• _PROBLEM DETAILS_
Every line that contains the word "Orlando" should be copied out.

Extracted records

——————————

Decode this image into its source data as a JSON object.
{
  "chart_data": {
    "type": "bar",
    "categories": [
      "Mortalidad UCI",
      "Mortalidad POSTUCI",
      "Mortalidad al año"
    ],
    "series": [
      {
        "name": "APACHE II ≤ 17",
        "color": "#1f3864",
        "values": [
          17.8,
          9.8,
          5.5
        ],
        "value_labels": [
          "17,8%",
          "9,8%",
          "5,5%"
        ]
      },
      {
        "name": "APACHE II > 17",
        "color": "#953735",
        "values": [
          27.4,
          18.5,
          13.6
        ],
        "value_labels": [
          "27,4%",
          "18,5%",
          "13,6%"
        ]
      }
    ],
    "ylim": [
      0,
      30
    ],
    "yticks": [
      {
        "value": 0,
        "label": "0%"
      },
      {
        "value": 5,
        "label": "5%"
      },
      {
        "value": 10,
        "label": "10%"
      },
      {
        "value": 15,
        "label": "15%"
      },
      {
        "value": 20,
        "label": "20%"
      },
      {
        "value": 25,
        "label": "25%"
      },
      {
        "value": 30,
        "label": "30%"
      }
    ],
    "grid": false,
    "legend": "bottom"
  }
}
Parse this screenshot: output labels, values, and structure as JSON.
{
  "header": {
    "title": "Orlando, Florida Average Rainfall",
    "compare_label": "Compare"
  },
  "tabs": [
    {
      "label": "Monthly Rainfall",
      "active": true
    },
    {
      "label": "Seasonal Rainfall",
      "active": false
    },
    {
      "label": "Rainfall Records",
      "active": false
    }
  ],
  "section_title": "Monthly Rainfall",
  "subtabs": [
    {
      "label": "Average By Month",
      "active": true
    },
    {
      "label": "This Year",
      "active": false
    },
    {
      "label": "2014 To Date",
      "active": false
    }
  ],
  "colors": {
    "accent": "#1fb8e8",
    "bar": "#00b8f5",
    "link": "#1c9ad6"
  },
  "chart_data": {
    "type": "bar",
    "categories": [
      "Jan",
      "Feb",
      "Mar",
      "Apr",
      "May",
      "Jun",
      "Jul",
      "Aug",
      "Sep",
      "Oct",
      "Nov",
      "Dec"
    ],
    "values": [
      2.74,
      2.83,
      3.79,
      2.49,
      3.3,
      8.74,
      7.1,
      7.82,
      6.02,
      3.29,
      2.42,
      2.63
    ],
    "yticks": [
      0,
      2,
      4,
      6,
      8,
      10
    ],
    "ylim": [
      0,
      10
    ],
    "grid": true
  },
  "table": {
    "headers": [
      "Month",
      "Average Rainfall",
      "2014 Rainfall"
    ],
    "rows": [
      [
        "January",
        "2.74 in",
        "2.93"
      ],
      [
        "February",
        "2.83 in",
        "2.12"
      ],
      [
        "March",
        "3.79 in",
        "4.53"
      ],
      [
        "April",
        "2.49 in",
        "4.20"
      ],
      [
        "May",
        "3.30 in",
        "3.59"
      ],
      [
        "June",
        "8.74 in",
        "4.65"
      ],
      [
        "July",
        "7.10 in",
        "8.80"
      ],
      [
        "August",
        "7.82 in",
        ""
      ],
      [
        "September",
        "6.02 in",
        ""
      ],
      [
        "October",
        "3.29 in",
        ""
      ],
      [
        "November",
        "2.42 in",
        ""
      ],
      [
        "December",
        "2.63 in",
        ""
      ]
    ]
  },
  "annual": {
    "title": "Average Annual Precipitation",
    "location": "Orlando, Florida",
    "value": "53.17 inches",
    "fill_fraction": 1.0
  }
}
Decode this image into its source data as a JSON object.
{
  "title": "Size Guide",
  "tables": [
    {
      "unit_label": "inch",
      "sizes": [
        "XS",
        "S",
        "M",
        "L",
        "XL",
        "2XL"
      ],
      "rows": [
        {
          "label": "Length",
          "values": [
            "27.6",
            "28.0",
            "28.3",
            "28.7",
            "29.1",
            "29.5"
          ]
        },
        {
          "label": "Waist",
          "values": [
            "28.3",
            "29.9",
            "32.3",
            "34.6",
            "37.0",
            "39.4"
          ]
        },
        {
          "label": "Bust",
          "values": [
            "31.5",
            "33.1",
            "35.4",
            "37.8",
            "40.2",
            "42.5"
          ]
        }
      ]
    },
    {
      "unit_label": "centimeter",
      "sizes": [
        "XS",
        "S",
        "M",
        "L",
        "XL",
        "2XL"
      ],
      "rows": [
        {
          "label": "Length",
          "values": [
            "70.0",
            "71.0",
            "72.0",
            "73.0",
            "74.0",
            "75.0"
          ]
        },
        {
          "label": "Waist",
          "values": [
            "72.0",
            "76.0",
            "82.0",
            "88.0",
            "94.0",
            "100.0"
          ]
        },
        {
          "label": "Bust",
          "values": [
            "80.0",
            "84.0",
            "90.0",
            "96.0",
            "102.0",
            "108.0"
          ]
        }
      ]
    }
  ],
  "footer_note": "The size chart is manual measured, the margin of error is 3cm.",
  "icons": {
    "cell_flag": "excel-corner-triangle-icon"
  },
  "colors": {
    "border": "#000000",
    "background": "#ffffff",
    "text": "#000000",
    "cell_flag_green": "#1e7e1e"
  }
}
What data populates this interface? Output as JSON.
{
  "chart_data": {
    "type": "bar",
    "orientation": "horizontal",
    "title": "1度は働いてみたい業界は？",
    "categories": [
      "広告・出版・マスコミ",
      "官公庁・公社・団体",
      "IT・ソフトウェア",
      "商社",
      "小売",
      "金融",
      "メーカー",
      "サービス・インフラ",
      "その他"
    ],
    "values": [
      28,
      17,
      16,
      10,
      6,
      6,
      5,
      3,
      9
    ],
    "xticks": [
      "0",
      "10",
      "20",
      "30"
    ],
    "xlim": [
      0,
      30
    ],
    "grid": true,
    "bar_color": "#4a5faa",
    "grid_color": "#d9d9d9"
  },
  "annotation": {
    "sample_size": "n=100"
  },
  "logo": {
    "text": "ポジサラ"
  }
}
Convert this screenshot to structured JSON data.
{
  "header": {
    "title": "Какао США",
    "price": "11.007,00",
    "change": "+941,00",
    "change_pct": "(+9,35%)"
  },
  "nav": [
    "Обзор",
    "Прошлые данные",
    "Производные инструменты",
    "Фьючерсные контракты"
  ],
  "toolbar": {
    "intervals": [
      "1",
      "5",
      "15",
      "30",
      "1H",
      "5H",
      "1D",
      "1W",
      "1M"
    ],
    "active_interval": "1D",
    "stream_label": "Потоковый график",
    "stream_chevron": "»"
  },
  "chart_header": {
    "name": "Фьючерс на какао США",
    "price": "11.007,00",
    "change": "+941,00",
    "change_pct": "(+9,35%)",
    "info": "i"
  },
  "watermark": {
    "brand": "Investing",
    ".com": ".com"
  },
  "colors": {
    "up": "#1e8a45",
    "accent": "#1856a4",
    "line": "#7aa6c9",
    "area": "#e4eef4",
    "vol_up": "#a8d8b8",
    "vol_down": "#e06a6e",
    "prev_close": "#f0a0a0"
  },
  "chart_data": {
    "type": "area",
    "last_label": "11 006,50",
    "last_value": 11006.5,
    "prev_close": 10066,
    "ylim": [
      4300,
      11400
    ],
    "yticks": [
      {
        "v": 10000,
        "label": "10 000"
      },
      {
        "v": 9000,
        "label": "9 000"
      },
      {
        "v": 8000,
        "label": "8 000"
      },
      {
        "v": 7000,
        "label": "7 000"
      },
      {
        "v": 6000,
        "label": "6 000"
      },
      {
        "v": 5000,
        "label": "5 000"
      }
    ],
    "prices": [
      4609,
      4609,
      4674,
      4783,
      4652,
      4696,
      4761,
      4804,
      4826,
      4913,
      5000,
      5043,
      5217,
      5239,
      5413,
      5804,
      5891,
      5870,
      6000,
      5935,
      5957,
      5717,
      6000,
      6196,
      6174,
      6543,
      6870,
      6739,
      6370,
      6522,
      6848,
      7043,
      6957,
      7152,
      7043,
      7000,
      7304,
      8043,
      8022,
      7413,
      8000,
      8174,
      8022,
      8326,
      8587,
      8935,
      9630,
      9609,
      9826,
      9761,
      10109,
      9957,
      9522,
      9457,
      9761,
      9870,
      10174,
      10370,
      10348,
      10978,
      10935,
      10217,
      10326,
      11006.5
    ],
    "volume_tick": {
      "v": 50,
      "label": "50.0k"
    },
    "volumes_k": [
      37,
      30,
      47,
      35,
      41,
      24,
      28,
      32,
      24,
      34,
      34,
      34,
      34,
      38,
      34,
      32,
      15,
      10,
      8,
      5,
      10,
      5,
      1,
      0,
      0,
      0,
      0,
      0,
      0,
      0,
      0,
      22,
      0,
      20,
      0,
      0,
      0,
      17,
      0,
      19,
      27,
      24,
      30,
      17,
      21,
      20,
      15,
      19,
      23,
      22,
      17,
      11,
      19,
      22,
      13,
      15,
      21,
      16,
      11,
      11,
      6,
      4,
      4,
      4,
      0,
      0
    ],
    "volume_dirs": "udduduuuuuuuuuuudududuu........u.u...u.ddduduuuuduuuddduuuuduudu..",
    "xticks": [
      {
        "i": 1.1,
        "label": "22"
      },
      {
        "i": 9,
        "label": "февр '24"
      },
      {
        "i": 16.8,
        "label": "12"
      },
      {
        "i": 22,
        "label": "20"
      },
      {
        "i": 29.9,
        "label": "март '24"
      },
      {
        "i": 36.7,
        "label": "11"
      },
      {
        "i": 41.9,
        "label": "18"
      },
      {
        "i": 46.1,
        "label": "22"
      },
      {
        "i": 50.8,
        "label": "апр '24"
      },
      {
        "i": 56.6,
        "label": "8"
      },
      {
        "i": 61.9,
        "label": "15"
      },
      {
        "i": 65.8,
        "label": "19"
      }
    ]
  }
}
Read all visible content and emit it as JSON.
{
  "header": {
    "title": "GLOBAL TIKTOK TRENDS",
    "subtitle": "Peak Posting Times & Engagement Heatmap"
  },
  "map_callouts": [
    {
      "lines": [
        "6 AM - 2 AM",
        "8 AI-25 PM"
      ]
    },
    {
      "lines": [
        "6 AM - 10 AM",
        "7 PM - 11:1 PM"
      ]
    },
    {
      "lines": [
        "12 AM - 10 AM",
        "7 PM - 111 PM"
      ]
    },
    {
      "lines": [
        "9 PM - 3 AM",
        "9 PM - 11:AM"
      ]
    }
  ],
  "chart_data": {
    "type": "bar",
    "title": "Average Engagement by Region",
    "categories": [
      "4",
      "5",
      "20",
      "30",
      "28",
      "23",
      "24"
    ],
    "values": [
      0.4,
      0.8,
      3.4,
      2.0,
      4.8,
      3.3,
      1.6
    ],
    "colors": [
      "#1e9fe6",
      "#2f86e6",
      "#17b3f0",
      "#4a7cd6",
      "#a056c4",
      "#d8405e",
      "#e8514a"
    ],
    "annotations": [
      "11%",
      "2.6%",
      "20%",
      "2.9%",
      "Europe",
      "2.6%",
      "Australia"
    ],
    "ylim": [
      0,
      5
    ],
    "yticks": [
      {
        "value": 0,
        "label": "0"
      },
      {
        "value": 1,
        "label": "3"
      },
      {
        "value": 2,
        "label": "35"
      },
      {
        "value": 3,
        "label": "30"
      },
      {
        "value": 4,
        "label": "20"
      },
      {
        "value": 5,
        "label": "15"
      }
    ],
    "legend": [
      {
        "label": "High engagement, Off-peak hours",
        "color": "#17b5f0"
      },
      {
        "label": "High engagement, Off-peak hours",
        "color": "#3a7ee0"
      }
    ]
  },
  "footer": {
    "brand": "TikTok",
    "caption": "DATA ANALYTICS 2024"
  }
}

——————————

• _FULL RESPONSE_
    "title": "Orlando, Florida Average Rainfall",
    "location": "Orlando, Florida",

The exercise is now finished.